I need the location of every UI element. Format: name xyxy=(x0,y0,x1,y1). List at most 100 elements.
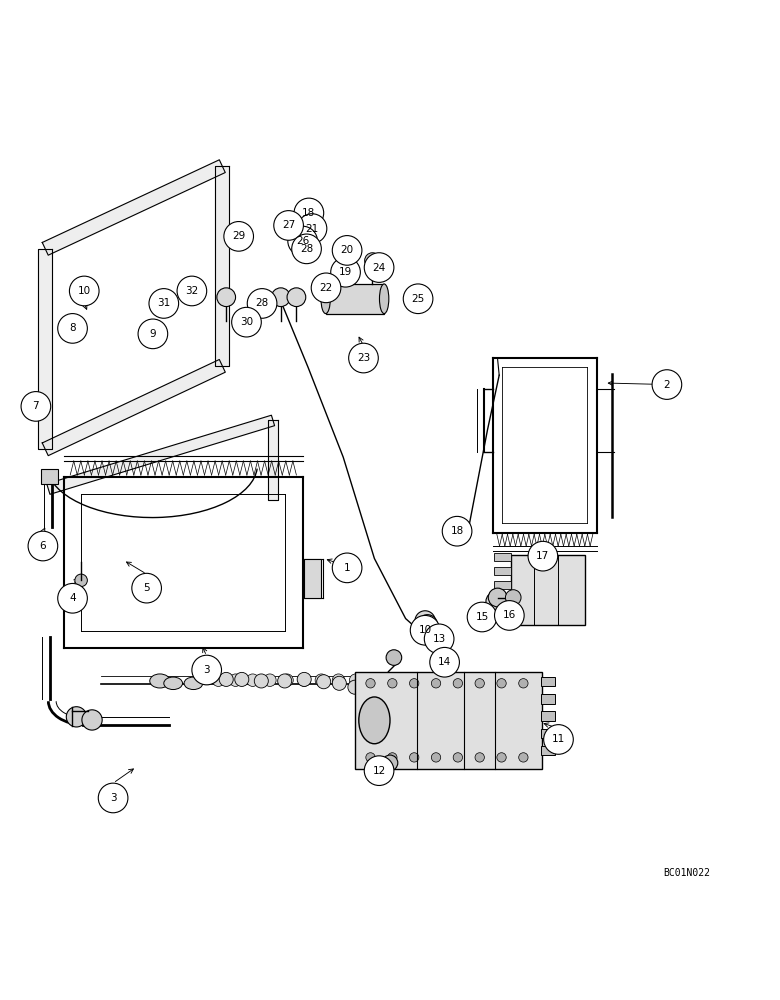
Polygon shape xyxy=(42,359,225,456)
Circle shape xyxy=(138,319,168,349)
Text: 21: 21 xyxy=(306,224,318,234)
Circle shape xyxy=(410,753,419,762)
Text: BC01N022: BC01N022 xyxy=(663,868,710,878)
Circle shape xyxy=(427,629,449,651)
Circle shape xyxy=(297,672,311,686)
Text: 29: 29 xyxy=(232,231,245,241)
Bar xyxy=(494,581,511,589)
Text: 8: 8 xyxy=(69,323,76,333)
Text: 28: 28 xyxy=(256,298,268,308)
Text: 12: 12 xyxy=(373,766,385,776)
Circle shape xyxy=(58,583,87,613)
Text: 16: 16 xyxy=(503,610,516,620)
Circle shape xyxy=(488,588,507,607)
Text: 22: 22 xyxy=(320,283,332,293)
Text: 13: 13 xyxy=(433,634,445,644)
Text: 25: 25 xyxy=(412,294,424,304)
Circle shape xyxy=(274,211,303,240)
Text: 30: 30 xyxy=(240,317,253,327)
Circle shape xyxy=(442,516,472,546)
Circle shape xyxy=(217,288,236,307)
Text: 18: 18 xyxy=(303,208,315,218)
Ellipse shape xyxy=(164,677,183,690)
Polygon shape xyxy=(47,415,275,494)
Polygon shape xyxy=(215,166,229,366)
Circle shape xyxy=(364,253,394,282)
Text: 14: 14 xyxy=(438,657,451,667)
Circle shape xyxy=(271,288,290,307)
Bar xyxy=(511,555,585,625)
Circle shape xyxy=(232,307,261,337)
Circle shape xyxy=(544,725,573,754)
Bar xyxy=(541,694,555,704)
Circle shape xyxy=(317,675,331,689)
Circle shape xyxy=(367,674,379,686)
Text: 26: 26 xyxy=(296,236,309,246)
Ellipse shape xyxy=(432,661,449,674)
Circle shape xyxy=(315,674,328,686)
Bar xyxy=(541,711,555,721)
Circle shape xyxy=(364,756,394,785)
Circle shape xyxy=(424,624,454,654)
Circle shape xyxy=(382,755,398,771)
Text: 11: 11 xyxy=(552,734,565,744)
Circle shape xyxy=(386,650,402,665)
Circle shape xyxy=(246,674,259,686)
Circle shape xyxy=(297,214,327,243)
Circle shape xyxy=(75,574,87,587)
Circle shape xyxy=(453,753,463,762)
Circle shape xyxy=(224,222,254,251)
Circle shape xyxy=(429,629,452,652)
Circle shape xyxy=(58,314,87,343)
Circle shape xyxy=(364,253,381,268)
Circle shape xyxy=(652,370,682,399)
Circle shape xyxy=(486,592,505,611)
Circle shape xyxy=(348,680,362,694)
Text: 17: 17 xyxy=(537,551,549,561)
Circle shape xyxy=(177,276,207,306)
Circle shape xyxy=(475,753,484,762)
Circle shape xyxy=(410,615,440,645)
Circle shape xyxy=(497,679,506,688)
Circle shape xyxy=(388,753,397,762)
Ellipse shape xyxy=(150,674,170,688)
Bar xyxy=(41,469,58,484)
Polygon shape xyxy=(268,420,278,500)
Text: 27: 27 xyxy=(282,220,295,230)
Text: 15: 15 xyxy=(476,612,488,622)
Text: 28: 28 xyxy=(300,244,313,254)
Circle shape xyxy=(254,674,268,688)
Circle shape xyxy=(40,541,51,552)
Circle shape xyxy=(292,234,321,264)
Circle shape xyxy=(332,674,345,686)
Circle shape xyxy=(417,615,438,635)
Circle shape xyxy=(528,541,558,571)
Text: 31: 31 xyxy=(158,298,170,308)
Ellipse shape xyxy=(321,284,331,314)
Circle shape xyxy=(415,611,435,631)
Bar xyxy=(304,558,321,597)
Circle shape xyxy=(430,647,459,677)
Text: 7: 7 xyxy=(33,401,39,411)
Circle shape xyxy=(287,288,306,307)
Circle shape xyxy=(366,753,375,762)
Circle shape xyxy=(349,674,362,686)
Bar xyxy=(494,595,511,603)
Text: 3: 3 xyxy=(110,793,116,803)
Text: 24: 24 xyxy=(373,263,385,273)
Circle shape xyxy=(212,674,225,686)
Text: 3: 3 xyxy=(204,665,210,675)
Circle shape xyxy=(332,236,362,265)
Circle shape xyxy=(332,676,346,690)
Bar xyxy=(355,672,542,769)
Circle shape xyxy=(298,674,310,686)
Circle shape xyxy=(331,257,360,287)
Circle shape xyxy=(453,679,463,688)
Polygon shape xyxy=(42,160,225,255)
Circle shape xyxy=(219,672,233,686)
Text: 19: 19 xyxy=(339,267,352,277)
Circle shape xyxy=(349,343,378,373)
Circle shape xyxy=(495,601,524,630)
Bar xyxy=(541,677,555,686)
Circle shape xyxy=(229,674,242,686)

* * * * *

Task goal »
Print the records above line for line without changing anything, and leave out the pictures.

Exercise result »
I need the location of every UI element. Format: name xyxy=(x0,y0,x1,y1). List at most 100 elements.
Polygon shape xyxy=(42,359,225,456)
Circle shape xyxy=(138,319,168,349)
Text: 21: 21 xyxy=(306,224,318,234)
Circle shape xyxy=(410,753,419,762)
Text: BC01N022: BC01N022 xyxy=(663,868,710,878)
Circle shape xyxy=(427,629,449,651)
Circle shape xyxy=(297,672,311,686)
Text: 29: 29 xyxy=(232,231,245,241)
Bar xyxy=(494,581,511,589)
Text: 8: 8 xyxy=(69,323,76,333)
Text: 28: 28 xyxy=(256,298,268,308)
Text: 12: 12 xyxy=(373,766,385,776)
Circle shape xyxy=(58,583,87,613)
Text: 16: 16 xyxy=(503,610,516,620)
Circle shape xyxy=(488,588,507,607)
Text: 22: 22 xyxy=(320,283,332,293)
Text: 13: 13 xyxy=(433,634,445,644)
Text: 25: 25 xyxy=(412,294,424,304)
Circle shape xyxy=(274,211,303,240)
Text: 30: 30 xyxy=(240,317,253,327)
Circle shape xyxy=(442,516,472,546)
Circle shape xyxy=(217,288,236,307)
Text: 18: 18 xyxy=(303,208,315,218)
Ellipse shape xyxy=(164,677,183,690)
Polygon shape xyxy=(47,415,275,494)
Polygon shape xyxy=(215,166,229,366)
Circle shape xyxy=(364,253,394,282)
Text: 14: 14 xyxy=(438,657,451,667)
Circle shape xyxy=(271,288,290,307)
Bar xyxy=(511,555,585,625)
Circle shape xyxy=(232,307,261,337)
Circle shape xyxy=(544,725,573,754)
Bar xyxy=(541,694,555,704)
Circle shape xyxy=(317,675,331,689)
Circle shape xyxy=(367,674,379,686)
Text: 26: 26 xyxy=(296,236,309,246)
Ellipse shape xyxy=(432,661,449,674)
Circle shape xyxy=(315,674,328,686)
Bar xyxy=(541,711,555,721)
Circle shape xyxy=(364,756,394,785)
Circle shape xyxy=(424,624,454,654)
Circle shape xyxy=(382,755,398,771)
Text: 11: 11 xyxy=(552,734,565,744)
Circle shape xyxy=(386,650,402,665)
Circle shape xyxy=(246,674,259,686)
Circle shape xyxy=(297,214,327,243)
Circle shape xyxy=(75,574,87,587)
Circle shape xyxy=(453,753,463,762)
Circle shape xyxy=(224,222,254,251)
Circle shape xyxy=(429,629,452,652)
Circle shape xyxy=(58,314,87,343)
Circle shape xyxy=(364,253,381,268)
Circle shape xyxy=(652,370,682,399)
Circle shape xyxy=(486,592,505,611)
Circle shape xyxy=(348,680,362,694)
Text: 17: 17 xyxy=(537,551,549,561)
Circle shape xyxy=(177,276,207,306)
Circle shape xyxy=(475,753,484,762)
Circle shape xyxy=(410,615,440,645)
Circle shape xyxy=(497,679,506,688)
Circle shape xyxy=(388,753,397,762)
Ellipse shape xyxy=(150,674,170,688)
Bar xyxy=(41,469,58,484)
Polygon shape xyxy=(268,420,278,500)
Text: 27: 27 xyxy=(282,220,295,230)
Text: 15: 15 xyxy=(476,612,488,622)
Text: 28: 28 xyxy=(300,244,313,254)
Circle shape xyxy=(254,674,268,688)
Circle shape xyxy=(40,541,51,552)
Circle shape xyxy=(292,234,321,264)
Circle shape xyxy=(332,674,345,686)
Circle shape xyxy=(417,615,438,635)
Circle shape xyxy=(528,541,558,571)
Text: 31: 31 xyxy=(158,298,170,308)
Ellipse shape xyxy=(321,284,331,314)
Circle shape xyxy=(415,611,435,631)
Bar xyxy=(304,558,321,597)
Circle shape xyxy=(430,647,459,677)
Text: 7: 7 xyxy=(33,401,39,411)
Circle shape xyxy=(287,288,306,307)
Circle shape xyxy=(366,753,375,762)
Circle shape xyxy=(349,674,362,686)
Bar xyxy=(494,595,511,603)
Text: 3: 3 xyxy=(110,793,116,803)
Text: 24: 24 xyxy=(373,263,385,273)
Circle shape xyxy=(212,674,225,686)
Text: 3: 3 xyxy=(204,665,210,675)
Circle shape xyxy=(332,236,362,265)
Circle shape xyxy=(332,676,346,690)
Bar xyxy=(355,672,542,769)
Circle shape xyxy=(298,674,310,686)
Circle shape xyxy=(331,257,360,287)
Circle shape xyxy=(453,679,463,688)
Polygon shape xyxy=(42,160,225,255)
Circle shape xyxy=(219,672,233,686)
Text: 19: 19 xyxy=(339,267,352,277)
Circle shape xyxy=(349,343,378,373)
Circle shape xyxy=(495,601,524,630)
Bar xyxy=(541,677,555,686)
Circle shape xyxy=(229,674,242,686)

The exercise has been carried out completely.